Collect every line in the items below that contains the string "打折比例", and copy each of those lines out in full.

[Records from a collection]
-=-=-=-=-

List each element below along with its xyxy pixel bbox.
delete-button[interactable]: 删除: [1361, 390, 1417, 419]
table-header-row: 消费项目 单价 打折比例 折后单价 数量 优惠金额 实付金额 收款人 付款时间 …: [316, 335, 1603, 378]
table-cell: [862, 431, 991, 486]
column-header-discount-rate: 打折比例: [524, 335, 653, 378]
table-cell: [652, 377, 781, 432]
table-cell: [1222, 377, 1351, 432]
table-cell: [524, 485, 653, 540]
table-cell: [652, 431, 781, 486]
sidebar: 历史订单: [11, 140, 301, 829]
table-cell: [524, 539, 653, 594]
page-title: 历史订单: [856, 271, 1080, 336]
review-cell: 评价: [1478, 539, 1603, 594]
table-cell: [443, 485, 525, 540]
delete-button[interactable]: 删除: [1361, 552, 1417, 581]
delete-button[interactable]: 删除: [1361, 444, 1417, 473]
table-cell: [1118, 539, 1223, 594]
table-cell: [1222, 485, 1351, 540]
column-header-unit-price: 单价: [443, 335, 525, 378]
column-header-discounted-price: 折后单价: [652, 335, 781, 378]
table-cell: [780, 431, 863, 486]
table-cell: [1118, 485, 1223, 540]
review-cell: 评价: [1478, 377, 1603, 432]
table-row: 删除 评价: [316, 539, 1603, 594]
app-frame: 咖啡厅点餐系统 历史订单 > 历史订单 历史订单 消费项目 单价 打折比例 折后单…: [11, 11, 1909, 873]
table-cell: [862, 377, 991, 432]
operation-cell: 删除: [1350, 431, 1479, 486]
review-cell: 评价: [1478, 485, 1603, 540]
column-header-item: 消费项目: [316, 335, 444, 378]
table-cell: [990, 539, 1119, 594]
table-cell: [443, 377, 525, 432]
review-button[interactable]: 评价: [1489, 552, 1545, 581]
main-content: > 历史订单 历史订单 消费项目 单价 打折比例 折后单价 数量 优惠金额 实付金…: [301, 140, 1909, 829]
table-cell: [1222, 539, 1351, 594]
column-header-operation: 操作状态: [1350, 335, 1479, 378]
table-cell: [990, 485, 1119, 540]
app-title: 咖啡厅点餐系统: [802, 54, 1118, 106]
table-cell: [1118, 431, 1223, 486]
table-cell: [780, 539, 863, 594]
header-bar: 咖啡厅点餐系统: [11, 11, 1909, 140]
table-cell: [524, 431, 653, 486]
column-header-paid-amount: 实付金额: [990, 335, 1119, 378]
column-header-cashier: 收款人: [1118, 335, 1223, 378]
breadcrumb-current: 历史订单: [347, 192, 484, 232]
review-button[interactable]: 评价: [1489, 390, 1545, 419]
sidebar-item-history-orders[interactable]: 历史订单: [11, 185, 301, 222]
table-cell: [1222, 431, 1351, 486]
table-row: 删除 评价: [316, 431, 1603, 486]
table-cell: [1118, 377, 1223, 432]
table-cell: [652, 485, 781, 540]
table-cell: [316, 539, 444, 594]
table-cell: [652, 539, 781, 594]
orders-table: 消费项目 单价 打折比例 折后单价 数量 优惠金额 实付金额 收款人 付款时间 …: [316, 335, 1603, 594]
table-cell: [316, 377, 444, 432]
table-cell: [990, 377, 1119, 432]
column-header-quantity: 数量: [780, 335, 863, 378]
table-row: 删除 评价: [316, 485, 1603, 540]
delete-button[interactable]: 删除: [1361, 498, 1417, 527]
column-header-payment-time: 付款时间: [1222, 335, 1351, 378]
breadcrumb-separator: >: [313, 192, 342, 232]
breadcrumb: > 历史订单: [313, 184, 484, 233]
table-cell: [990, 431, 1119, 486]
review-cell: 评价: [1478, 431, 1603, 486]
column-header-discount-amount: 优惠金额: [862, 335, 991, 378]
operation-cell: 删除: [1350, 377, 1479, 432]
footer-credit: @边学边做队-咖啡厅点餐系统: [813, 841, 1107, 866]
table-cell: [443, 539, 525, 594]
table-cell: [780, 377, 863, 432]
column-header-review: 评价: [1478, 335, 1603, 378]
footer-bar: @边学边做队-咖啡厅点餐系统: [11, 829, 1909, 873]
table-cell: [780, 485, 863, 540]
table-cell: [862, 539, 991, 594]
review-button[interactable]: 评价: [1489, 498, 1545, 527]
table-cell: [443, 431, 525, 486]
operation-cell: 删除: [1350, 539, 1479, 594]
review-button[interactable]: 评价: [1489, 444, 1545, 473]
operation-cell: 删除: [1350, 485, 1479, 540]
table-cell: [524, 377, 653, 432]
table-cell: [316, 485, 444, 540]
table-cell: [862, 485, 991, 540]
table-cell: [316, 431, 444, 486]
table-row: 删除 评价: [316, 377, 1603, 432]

-=-=-=-=-

* _Answer_
table-header-row: 消费项目 单价 打折比例 折后单价 数量 优惠金额 实付金额 收款人 付款时间 …: [316, 335, 1603, 378]
column-header-discount-rate: 打折比例: [524, 335, 653, 378]
app-frame: 咖啡厅点餐系统 历史订单 > 历史订单 历史订单 消费项目 单价 打折比例 折后单…: [11, 11, 1909, 873]
main-content: > 历史订单 历史订单 消费项目 单价 打折比例 折后单价 数量 优惠金额 实付金…: [301, 140, 1909, 829]
orders-table: 消费项目 单价 打折比例 折后单价 数量 优惠金额 实付金额 收款人 付款时间 …: [316, 335, 1603, 594]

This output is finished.